Task description:
Send each entry back exactly as given, pictures excluded.

Raw records:
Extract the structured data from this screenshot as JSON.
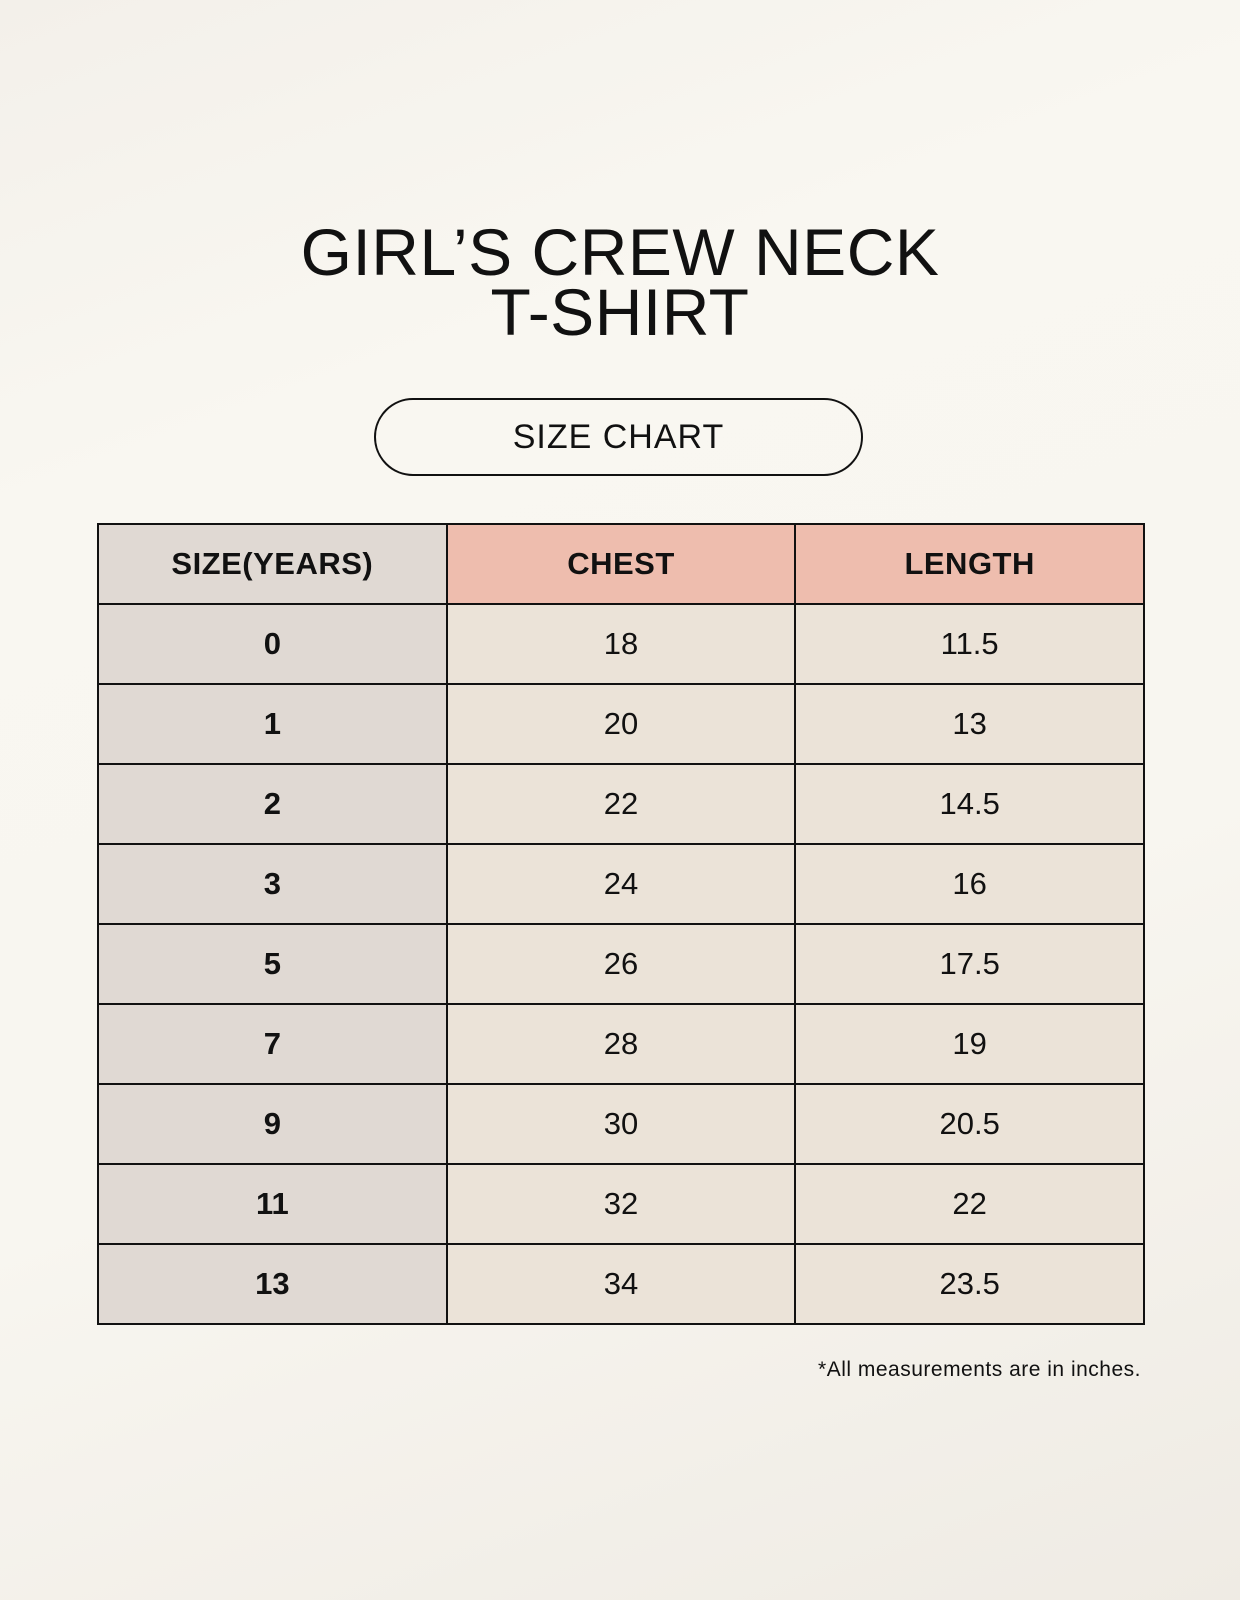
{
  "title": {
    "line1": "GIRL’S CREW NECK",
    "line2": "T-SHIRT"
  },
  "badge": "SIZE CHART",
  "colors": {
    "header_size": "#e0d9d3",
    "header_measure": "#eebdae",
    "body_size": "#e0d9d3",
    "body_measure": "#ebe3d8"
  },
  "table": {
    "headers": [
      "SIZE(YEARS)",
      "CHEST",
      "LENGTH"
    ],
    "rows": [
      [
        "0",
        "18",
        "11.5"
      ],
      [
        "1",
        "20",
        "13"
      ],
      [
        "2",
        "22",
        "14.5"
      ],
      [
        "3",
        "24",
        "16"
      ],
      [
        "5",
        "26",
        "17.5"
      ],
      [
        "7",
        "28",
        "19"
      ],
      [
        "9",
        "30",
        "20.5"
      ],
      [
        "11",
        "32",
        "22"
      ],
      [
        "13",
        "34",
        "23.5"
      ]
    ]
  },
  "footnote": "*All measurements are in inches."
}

Written response:
Extract the structured data from this screenshot as JSON.
{
  "title": {
    "line1": "GIRL’S CREW NECK",
    "line2": "T-SHIRT"
  },
  "badge": "SIZE CHART",
  "colors": {
    "header_size": "#e0d9d3",
    "header_measure": "#eebdae",
    "body_size": "#e0d9d3",
    "body_measure": "#ebe3d8"
  },
  "table": {
    "headers": [
      "SIZE(YEARS)",
      "CHEST",
      "LENGTH"
    ],
    "rows": [
      [
        "0",
        "18",
        "11.5"
      ],
      [
        "1",
        "20",
        "13"
      ],
      [
        "2",
        "22",
        "14.5"
      ],
      [
        "3",
        "24",
        "16"
      ],
      [
        "5",
        "26",
        "17.5"
      ],
      [
        "7",
        "28",
        "19"
      ],
      [
        "9",
        "30",
        "20.5"
      ],
      [
        "11",
        "32",
        "22"
      ],
      [
        "13",
        "34",
        "23.5"
      ]
    ]
  },
  "footnote": "*All measurements are in inches."
}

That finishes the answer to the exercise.